> DATA PROVIDED
## start

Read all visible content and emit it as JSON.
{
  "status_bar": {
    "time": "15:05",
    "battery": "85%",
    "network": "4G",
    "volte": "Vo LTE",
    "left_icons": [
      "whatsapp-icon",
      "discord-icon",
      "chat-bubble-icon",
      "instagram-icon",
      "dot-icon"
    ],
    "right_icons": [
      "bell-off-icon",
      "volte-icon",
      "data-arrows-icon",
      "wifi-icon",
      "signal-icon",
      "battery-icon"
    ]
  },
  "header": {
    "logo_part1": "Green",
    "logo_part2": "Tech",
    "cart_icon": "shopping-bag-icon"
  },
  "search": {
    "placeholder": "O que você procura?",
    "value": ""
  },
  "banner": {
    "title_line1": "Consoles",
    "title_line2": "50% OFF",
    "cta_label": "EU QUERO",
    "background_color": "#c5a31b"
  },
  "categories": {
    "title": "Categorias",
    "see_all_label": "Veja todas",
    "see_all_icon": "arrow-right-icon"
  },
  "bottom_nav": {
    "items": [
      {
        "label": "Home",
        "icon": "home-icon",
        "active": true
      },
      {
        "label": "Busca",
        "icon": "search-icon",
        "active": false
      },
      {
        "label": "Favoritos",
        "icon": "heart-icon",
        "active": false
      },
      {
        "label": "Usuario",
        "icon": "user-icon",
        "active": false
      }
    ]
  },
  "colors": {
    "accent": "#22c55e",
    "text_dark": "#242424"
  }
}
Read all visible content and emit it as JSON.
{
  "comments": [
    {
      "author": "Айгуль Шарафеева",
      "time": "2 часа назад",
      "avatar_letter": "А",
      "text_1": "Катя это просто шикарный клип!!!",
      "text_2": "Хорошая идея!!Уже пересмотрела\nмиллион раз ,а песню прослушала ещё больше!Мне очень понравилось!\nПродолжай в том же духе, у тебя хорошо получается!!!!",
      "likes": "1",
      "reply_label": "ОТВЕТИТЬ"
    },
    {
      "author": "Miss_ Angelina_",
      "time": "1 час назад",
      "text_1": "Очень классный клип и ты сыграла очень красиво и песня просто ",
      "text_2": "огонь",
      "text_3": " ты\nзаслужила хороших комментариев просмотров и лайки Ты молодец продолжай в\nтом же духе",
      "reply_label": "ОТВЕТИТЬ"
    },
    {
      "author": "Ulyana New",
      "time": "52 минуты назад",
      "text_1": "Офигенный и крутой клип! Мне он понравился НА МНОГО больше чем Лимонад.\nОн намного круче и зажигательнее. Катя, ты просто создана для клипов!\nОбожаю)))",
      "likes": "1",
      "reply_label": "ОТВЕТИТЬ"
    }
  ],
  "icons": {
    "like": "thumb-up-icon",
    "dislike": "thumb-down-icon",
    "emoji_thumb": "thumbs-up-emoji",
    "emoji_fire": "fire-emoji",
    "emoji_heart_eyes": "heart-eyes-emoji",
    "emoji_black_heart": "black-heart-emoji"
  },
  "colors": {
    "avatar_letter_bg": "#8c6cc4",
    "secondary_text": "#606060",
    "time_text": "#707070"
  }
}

## end

> EXERCISE
State the count of lines in the data holding the word "клип", adding nothing to it.

> RESULT FOR THIS EXERCISE
3